Exercise task: Write out all of the data without omission, exactly as shown.

□ □ □ □ □

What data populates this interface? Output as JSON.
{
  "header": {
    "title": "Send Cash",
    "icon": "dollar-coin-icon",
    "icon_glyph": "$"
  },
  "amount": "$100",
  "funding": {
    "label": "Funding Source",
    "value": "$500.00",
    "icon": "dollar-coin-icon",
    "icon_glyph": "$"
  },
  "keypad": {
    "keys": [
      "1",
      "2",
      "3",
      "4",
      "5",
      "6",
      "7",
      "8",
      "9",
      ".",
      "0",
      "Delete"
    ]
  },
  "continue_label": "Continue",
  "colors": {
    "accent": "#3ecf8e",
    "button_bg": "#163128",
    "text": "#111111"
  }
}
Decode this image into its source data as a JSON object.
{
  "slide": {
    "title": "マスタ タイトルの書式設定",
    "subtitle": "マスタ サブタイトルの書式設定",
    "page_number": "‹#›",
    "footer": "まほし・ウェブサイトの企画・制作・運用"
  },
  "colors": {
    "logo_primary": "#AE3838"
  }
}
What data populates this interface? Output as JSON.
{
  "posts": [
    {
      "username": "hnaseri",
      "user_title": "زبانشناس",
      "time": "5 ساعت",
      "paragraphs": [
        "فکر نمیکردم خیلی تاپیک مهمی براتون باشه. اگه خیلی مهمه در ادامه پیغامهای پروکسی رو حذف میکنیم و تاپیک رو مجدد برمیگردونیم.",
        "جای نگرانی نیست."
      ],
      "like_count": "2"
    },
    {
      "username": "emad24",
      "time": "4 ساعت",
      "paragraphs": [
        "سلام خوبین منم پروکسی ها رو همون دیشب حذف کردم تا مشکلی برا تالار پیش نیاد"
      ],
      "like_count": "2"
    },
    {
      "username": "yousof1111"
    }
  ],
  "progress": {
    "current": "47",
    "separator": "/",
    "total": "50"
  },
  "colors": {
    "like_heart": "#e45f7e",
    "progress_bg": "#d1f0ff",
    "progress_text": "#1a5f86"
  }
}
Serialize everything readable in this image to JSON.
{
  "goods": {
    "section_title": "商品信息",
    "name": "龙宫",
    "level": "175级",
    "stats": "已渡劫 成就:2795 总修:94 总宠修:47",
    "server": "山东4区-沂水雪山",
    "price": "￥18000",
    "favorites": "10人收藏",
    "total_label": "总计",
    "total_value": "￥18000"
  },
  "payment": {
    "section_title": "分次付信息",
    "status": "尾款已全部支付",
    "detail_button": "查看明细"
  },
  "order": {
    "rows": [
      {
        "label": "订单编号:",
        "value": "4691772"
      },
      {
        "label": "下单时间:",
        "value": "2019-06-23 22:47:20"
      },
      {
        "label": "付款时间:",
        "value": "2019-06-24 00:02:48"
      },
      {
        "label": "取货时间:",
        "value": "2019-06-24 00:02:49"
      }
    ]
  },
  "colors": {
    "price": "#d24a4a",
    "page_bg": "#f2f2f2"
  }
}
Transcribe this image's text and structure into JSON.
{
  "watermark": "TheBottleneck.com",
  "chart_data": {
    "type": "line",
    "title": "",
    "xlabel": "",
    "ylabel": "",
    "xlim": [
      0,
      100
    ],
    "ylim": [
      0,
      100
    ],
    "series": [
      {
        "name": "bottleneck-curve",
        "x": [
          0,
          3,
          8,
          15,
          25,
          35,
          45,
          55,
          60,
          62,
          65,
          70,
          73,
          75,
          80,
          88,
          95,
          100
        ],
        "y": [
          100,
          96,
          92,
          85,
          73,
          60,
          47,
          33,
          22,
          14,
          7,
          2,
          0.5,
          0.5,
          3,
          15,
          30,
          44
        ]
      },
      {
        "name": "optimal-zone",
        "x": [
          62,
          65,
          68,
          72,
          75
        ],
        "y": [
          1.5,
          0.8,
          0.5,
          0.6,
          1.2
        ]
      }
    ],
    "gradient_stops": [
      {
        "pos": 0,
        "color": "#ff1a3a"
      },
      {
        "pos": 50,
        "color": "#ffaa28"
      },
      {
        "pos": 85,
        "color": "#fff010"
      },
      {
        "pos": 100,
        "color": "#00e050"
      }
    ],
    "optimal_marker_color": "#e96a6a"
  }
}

□ □ □ □ □

Solution to this exercise:
What data populates this interface? Output as JSON.
{
  "header": {
    "title": "Send Cash",
    "icon": "dollar-coin-icon",
    "icon_glyph": "$"
  },
  "amount": "$100",
  "funding": {
    "label": "Funding Source",
    "value": "$500.00",
    "icon": "dollar-coin-icon",
    "icon_glyph": "$"
  },
  "keypad": {
    "keys": [
      "1",
      "2",
      "3",
      "4",
      "5",
      "6",
      "7",
      "8",
      "9",
      ".",
      "0",
      "Delete"
    ]
  },
  "continue_label": "Continue",
  "colors": {
    "accent": "#3ecf8e",
    "button_bg": "#163128",
    "text": "#111111"
  }
}
Decode this image into its source data as a JSON object.
{
  "slide": {
    "title": "マスタ タイトルの書式設定",
    "subtitle": "マスタ サブタイトルの書式設定",
    "page_number": "‹#›",
    "footer": "まほし・ウェブサイトの企画・制作・運用"
  },
  "colors": {
    "logo_primary": "#AE3838"
  }
}
What data populates this interface? Output as JSON.
{
  "posts": [
    {
      "username": "hnaseri",
      "user_title": "زبانشناس",
      "time": "5 ساعت",
      "paragraphs": [
        "فکر نمیکردم خیلی تاپیک مهمی براتون باشه. اگه خیلی مهمه در ادامه پیغامهای پروکسی رو حذف میکنیم و تاپیک رو مجدد برمیگردونیم.",
        "جای نگرانی نیست."
      ],
      "like_count": "2"
    },
    {
      "username": "emad24",
      "time": "4 ساعت",
      "paragraphs": [
        "سلام خوبین منم پروکسی ها رو همون دیشب حذف کردم تا مشکلی برا تالار پیش نیاد"
      ],
      "like_count": "2"
    },
    {
      "username": "yousof1111"
    }
  ],
  "progress": {
    "current": "47",
    "separator": "/",
    "total": "50"
  },
  "colors": {
    "like_heart": "#e45f7e",
    "progress_bg": "#d1f0ff",
    "progress_text": "#1a5f86"
  }
}
Serialize everything readable in this image to JSON.
{
  "goods": {
    "section_title": "商品信息",
    "name": "龙宫",
    "level": "175级",
    "stats": "已渡劫 成就:2795 总修:94 总宠修:47",
    "server": "山东4区-沂水雪山",
    "price": "￥18000",
    "favorites": "10人收藏",
    "total_label": "总计",
    "total_value": "￥18000"
  },
  "payment": {
    "section_title": "分次付信息",
    "status": "尾款已全部支付",
    "detail_button": "查看明细"
  },
  "order": {
    "rows": [
      {
        "label": "订单编号:",
        "value": "4691772"
      },
      {
        "label": "下单时间:",
        "value": "2019-06-23 22:47:20"
      },
      {
        "label": "付款时间:",
        "value": "2019-06-24 00:02:48"
      },
      {
        "label": "取货时间:",
        "value": "2019-06-24 00:02:49"
      }
    ]
  },
  "colors": {
    "price": "#d24a4a",
    "page_bg": "#f2f2f2"
  }
}
Transcribe this image's text and structure into JSON.
{
  "watermark": "TheBottleneck.com",
  "chart_data": {
    "type": "line",
    "title": "",
    "xlabel": "",
    "ylabel": "",
    "xlim": [
      0,
      100
    ],
    "ylim": [
      0,
      100
    ],
    "series": [
      {
        "name": "bottleneck-curve",
        "x": [
          0,
          3,
          8,
          15,
          25,
          35,
          45,
          55,
          60,
          62,
          65,
          70,
          73,
          75,
          80,
          88,
          95,
          100
        ],
        "y": [
          100,
          96,
          92,
          85,
          73,
          60,
          47,
          33,
          22,
          14,
          7,
          2,
          0.5,
          0.5,
          3,
          15,
          30,
          44
        ]
      },
      {
        "name": "optimal-zone",
        "x": [
          62,
          65,
          68,
          72,
          75
        ],
        "y": [
          1.5,
          0.8,
          0.5,
          0.6,
          1.2
        ]
      }
    ],
    "gradient_stops": [
      {
        "pos": 0,
        "color": "#ff1a3a"
      },
      {
        "pos": 50,
        "color": "#ffaa28"
      },
      {
        "pos": 85,
        "color": "#fff010"
      },
      {
        "pos": 100,
        "color": "#00e050"
      }
    ],
    "optimal_marker_color": "#e96a6a"
  }
}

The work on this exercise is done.